## Task objective
Reproduce the records below exactly as given.

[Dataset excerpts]
##########

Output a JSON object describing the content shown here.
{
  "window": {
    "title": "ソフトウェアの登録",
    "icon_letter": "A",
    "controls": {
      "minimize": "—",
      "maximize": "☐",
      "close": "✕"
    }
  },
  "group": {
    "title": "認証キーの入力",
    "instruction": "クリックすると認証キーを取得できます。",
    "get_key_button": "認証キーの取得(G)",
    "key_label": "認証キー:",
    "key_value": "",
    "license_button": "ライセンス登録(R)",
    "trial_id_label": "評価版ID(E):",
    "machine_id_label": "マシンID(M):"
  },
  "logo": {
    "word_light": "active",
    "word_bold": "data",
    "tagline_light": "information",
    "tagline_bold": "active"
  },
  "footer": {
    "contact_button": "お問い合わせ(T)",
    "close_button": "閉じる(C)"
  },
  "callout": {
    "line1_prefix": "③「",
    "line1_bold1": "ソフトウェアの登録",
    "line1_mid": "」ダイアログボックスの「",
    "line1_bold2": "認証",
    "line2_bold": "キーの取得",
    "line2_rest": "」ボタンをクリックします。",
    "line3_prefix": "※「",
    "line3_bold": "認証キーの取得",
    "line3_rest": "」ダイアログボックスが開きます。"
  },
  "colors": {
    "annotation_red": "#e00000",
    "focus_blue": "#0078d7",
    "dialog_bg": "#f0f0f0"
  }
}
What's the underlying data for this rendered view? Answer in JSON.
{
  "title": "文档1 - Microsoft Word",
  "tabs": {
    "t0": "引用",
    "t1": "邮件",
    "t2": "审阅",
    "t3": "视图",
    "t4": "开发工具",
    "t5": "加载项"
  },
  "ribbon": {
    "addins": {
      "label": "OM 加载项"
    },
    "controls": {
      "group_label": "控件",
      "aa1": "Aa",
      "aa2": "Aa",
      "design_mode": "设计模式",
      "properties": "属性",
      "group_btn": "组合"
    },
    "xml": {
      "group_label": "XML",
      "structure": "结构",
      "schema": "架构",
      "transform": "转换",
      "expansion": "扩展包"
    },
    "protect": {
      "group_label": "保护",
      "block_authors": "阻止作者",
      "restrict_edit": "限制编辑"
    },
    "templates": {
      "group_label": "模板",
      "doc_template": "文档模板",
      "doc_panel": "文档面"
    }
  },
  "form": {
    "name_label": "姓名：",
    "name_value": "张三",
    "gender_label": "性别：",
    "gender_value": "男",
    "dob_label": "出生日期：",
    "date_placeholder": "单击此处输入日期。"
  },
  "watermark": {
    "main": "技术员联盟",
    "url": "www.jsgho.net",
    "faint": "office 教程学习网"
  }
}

##########

## Exercise response
Output a JSON object describing the content shown here.
{
  "window": {
    "title": "ソフトウェアの登録",
    "icon_letter": "A",
    "controls": {
      "minimize": "—",
      "maximize": "☐",
      "close": "✕"
    }
  },
  "group": {
    "title": "認証キーの入力",
    "instruction": "クリックすると認証キーを取得できます。",
    "get_key_button": "認証キーの取得(G)",
    "key_label": "認証キー:",
    "key_value": "",
    "license_button": "ライセンス登録(R)",
    "trial_id_label": "評価版ID(E):",
    "machine_id_label": "マシンID(M):"
  },
  "logo": {
    "word_light": "active",
    "word_bold": "data",
    "tagline_light": "information",
    "tagline_bold": "active"
  },
  "footer": {
    "contact_button": "お問い合わせ(T)",
    "close_button": "閉じる(C)"
  },
  "callout": {
    "line1_prefix": "③「",
    "line1_bold1": "ソフトウェアの登録",
    "line1_mid": "」ダイアログボックスの「",
    "line1_bold2": "認証",
    "line2_bold": "キーの取得",
    "line2_rest": "」ボタンをクリックします。",
    "line3_prefix": "※「",
    "line3_bold": "認証キーの取得",
    "line3_rest": "」ダイアログボックスが開きます。"
  },
  "colors": {
    "annotation_red": "#e00000",
    "focus_blue": "#0078d7",
    "dialog_bg": "#f0f0f0"
  }
}
What's the underlying data for this rendered view? Answer in JSON.
{
  "title": "文档1 - Microsoft Word",
  "tabs": {
    "t0": "引用",
    "t1": "邮件",
    "t2": "审阅",
    "t3": "视图",
    "t4": "开发工具",
    "t5": "加载项"
  },
  "ribbon": {
    "addins": {
      "label": "OM 加载项"
    },
    "controls": {
      "group_label": "控件",
      "aa1": "Aa",
      "aa2": "Aa",
      "design_mode": "设计模式",
      "properties": "属性",
      "group_btn": "组合"
    },
    "xml": {
      "group_label": "XML",
      "structure": "结构",
      "schema": "架构",
      "transform": "转换",
      "expansion": "扩展包"
    },
    "protect": {
      "group_label": "保护",
      "block_authors": "阻止作者",
      "restrict_edit": "限制编辑"
    },
    "templates": {
      "group_label": "模板",
      "doc_template": "文档模板",
      "doc_panel": "文档面"
    }
  },
  "form": {
    "name_label": "姓名：",
    "name_value": "张三",
    "gender_label": "性别：",
    "gender_value": "男",
    "dob_label": "出生日期：",
    "date_placeholder": "单击此处输入日期。"
  },
  "watermark": {
    "main": "技术员联盟",
    "url": "www.jsgho.net",
    "faint": "office 教程学习网"
  }
}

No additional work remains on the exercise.